-- Records for processing --
........

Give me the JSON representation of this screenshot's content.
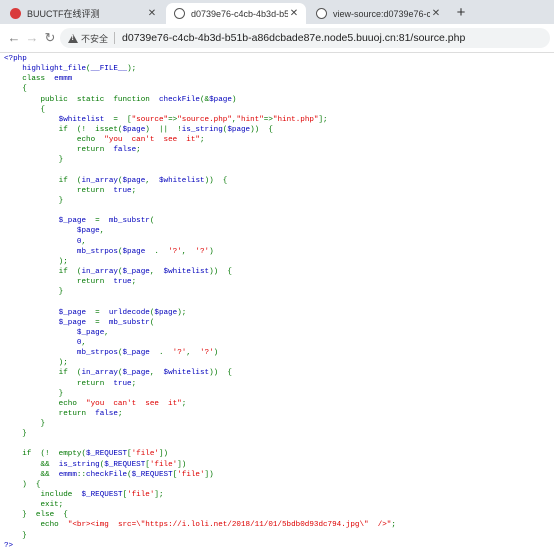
{
  "tabs": [
    {
      "title": "BUUCTF在线评测",
      "favicon": "buuctf-icon",
      "active": false
    },
    {
      "title": "d0739e76-c4cb-4b3d-b51b-",
      "favicon": "globe-icon",
      "active": true
    },
    {
      "title": "view-source:d0739e76-c4cb-",
      "favicon": "globe-icon",
      "active": false
    }
  ],
  "new_tab": "+",
  "address": {
    "security_label": "不安全",
    "url": "d0739e76-c4cb-4b3d-b51b-a86dcbade87e.node5.buuoj.cn:81/source.php"
  },
  "colors": {
    "keyword": "#007700",
    "string": "#dd0000",
    "default": "#0000bb",
    "tabbar": "#dfe3e8"
  },
  "source_lines": [
    [
      [
        "def",
        "<?php"
      ]
    ],
    [
      [
        "def",
        "    highlight_file"
      ],
      [
        "kw",
        "("
      ],
      [
        "def",
        "__FILE__"
      ],
      [
        "kw",
        ");"
      ]
    ],
    [
      [
        "kw",
        "    class  "
      ],
      [
        "def",
        "emmm"
      ]
    ],
    [
      [
        "kw",
        "    {"
      ]
    ],
    [
      [
        "kw",
        "        public  static  function  "
      ],
      [
        "def",
        "checkFile"
      ],
      [
        "kw",
        "(&"
      ],
      [
        "def",
        "$page"
      ],
      [
        "kw",
        ")"
      ]
    ],
    [
      [
        "kw",
        "        {"
      ]
    ],
    [
      [
        "def",
        "            $whitelist  "
      ],
      [
        "kw",
        "=  ["
      ],
      [
        "str",
        "\"source\""
      ],
      [
        "kw",
        "=>"
      ],
      [
        "str",
        "\"source.php\""
      ],
      [
        "kw",
        ","
      ],
      [
        "str",
        "\"hint\""
      ],
      [
        "kw",
        "=>"
      ],
      [
        "str",
        "\"hint.php\""
      ],
      [
        "kw",
        "];"
      ]
    ],
    [
      [
        "kw",
        "            if  (!  isset("
      ],
      [
        "def",
        "$page"
      ],
      [
        "kw",
        ")  ||  !"
      ],
      [
        "def",
        "is_string"
      ],
      [
        "kw",
        "("
      ],
      [
        "def",
        "$page"
      ],
      [
        "kw",
        "))  {"
      ]
    ],
    [
      [
        "kw",
        "                echo  "
      ],
      [
        "str",
        "\"you  can't  see  it\""
      ],
      [
        "kw",
        ";"
      ]
    ],
    [
      [
        "kw",
        "                return  "
      ],
      [
        "def",
        "false"
      ],
      [
        "kw",
        ";"
      ]
    ],
    [
      [
        "kw",
        "            }"
      ]
    ],
    [],
    [
      [
        "kw",
        "            if  ("
      ],
      [
        "def",
        "in_array"
      ],
      [
        "kw",
        "("
      ],
      [
        "def",
        "$page"
      ],
      [
        "kw",
        ",  "
      ],
      [
        "def",
        "$whitelist"
      ],
      [
        "kw",
        "))  {"
      ]
    ],
    [
      [
        "kw",
        "                return  "
      ],
      [
        "def",
        "true"
      ],
      [
        "kw",
        ";"
      ]
    ],
    [
      [
        "kw",
        "            }"
      ]
    ],
    [],
    [
      [
        "def",
        "            $_page  "
      ],
      [
        "kw",
        "=  "
      ],
      [
        "def",
        "mb_substr"
      ],
      [
        "kw",
        "("
      ]
    ],
    [
      [
        "def",
        "                $page"
      ],
      [
        "kw",
        ","
      ]
    ],
    [
      [
        "def",
        "                0"
      ],
      [
        "kw",
        ","
      ]
    ],
    [
      [
        "def",
        "                mb_strpos"
      ],
      [
        "kw",
        "("
      ],
      [
        "def",
        "$page  "
      ],
      [
        "kw",
        ".  "
      ],
      [
        "str",
        "'?'"
      ],
      [
        "kw",
        ",  "
      ],
      [
        "str",
        "'?'"
      ],
      [
        "kw",
        ")"
      ]
    ],
    [
      [
        "kw",
        "            );"
      ]
    ],
    [
      [
        "kw",
        "            if  ("
      ],
      [
        "def",
        "in_array"
      ],
      [
        "kw",
        "("
      ],
      [
        "def",
        "$_page"
      ],
      [
        "kw",
        ",  "
      ],
      [
        "def",
        "$whitelist"
      ],
      [
        "kw",
        "))  {"
      ]
    ],
    [
      [
        "kw",
        "                return  "
      ],
      [
        "def",
        "true"
      ],
      [
        "kw",
        ";"
      ]
    ],
    [
      [
        "kw",
        "            }"
      ]
    ],
    [],
    [
      [
        "def",
        "            $_page  "
      ],
      [
        "kw",
        "=  "
      ],
      [
        "def",
        "urldecode"
      ],
      [
        "kw",
        "("
      ],
      [
        "def",
        "$page"
      ],
      [
        "kw",
        ");"
      ]
    ],
    [
      [
        "def",
        "            $_page  "
      ],
      [
        "kw",
        "=  "
      ],
      [
        "def",
        "mb_substr"
      ],
      [
        "kw",
        "("
      ]
    ],
    [
      [
        "def",
        "                $_page"
      ],
      [
        "kw",
        ","
      ]
    ],
    [
      [
        "def",
        "                0"
      ],
      [
        "kw",
        ","
      ]
    ],
    [
      [
        "def",
        "                mb_strpos"
      ],
      [
        "kw",
        "("
      ],
      [
        "def",
        "$_page  "
      ],
      [
        "kw",
        ".  "
      ],
      [
        "str",
        "'?'"
      ],
      [
        "kw",
        ",  "
      ],
      [
        "str",
        "'?'"
      ],
      [
        "kw",
        ")"
      ]
    ],
    [
      [
        "kw",
        "            );"
      ]
    ],
    [
      [
        "kw",
        "            if  ("
      ],
      [
        "def",
        "in_array"
      ],
      [
        "kw",
        "("
      ],
      [
        "def",
        "$_page"
      ],
      [
        "kw",
        ",  "
      ],
      [
        "def",
        "$whitelist"
      ],
      [
        "kw",
        "))  {"
      ]
    ],
    [
      [
        "kw",
        "                return  "
      ],
      [
        "def",
        "true"
      ],
      [
        "kw",
        ";"
      ]
    ],
    [
      [
        "kw",
        "            }"
      ]
    ],
    [
      [
        "kw",
        "            echo  "
      ],
      [
        "str",
        "\"you  can't  see  it\""
      ],
      [
        "kw",
        ";"
      ]
    ],
    [
      [
        "kw",
        "            return  "
      ],
      [
        "def",
        "false"
      ],
      [
        "kw",
        ";"
      ]
    ],
    [
      [
        "kw",
        "        }"
      ]
    ],
    [
      [
        "kw",
        "    }"
      ]
    ],
    [],
    [
      [
        "kw",
        "    if  (!  empty("
      ],
      [
        "def",
        "$_REQUEST"
      ],
      [
        "kw",
        "["
      ],
      [
        "str",
        "'file'"
      ],
      [
        "kw",
        "])"
      ]
    ],
    [
      [
        "kw",
        "        &&  "
      ],
      [
        "def",
        "is_string"
      ],
      [
        "kw",
        "("
      ],
      [
        "def",
        "$_REQUEST"
      ],
      [
        "kw",
        "["
      ],
      [
        "str",
        "'file'"
      ],
      [
        "kw",
        "])"
      ]
    ],
    [
      [
        "kw",
        "        &&  "
      ],
      [
        "def",
        "emmm"
      ],
      [
        "kw",
        "::"
      ],
      [
        "def",
        "checkFile"
      ],
      [
        "kw",
        "("
      ],
      [
        "def",
        "$_REQUEST"
      ],
      [
        "kw",
        "["
      ],
      [
        "str",
        "'file'"
      ],
      [
        "kw",
        "])"
      ]
    ],
    [
      [
        "kw",
        "    )  {"
      ]
    ],
    [
      [
        "kw",
        "        include  "
      ],
      [
        "def",
        "$_REQUEST"
      ],
      [
        "kw",
        "["
      ],
      [
        "str",
        "'file'"
      ],
      [
        "kw",
        "];"
      ]
    ],
    [
      [
        "kw",
        "        exit;"
      ]
    ],
    [
      [
        "kw",
        "    }  else  {"
      ]
    ],
    [
      [
        "kw",
        "        echo  "
      ],
      [
        "str",
        "\"<br><img  src=\\\"https://i.loli.net/2018/11/01/5bdb0d93dc794.jpg\\\"  />\""
      ],
      [
        "kw",
        ";"
      ]
    ],
    [
      [
        "kw",
        "    }"
      ]
    ],
    [
      [
        "def",
        "?>"
      ]
    ]
  ]
}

........

State how many lines of the entries above include the word "title", offering no text other than the number.

3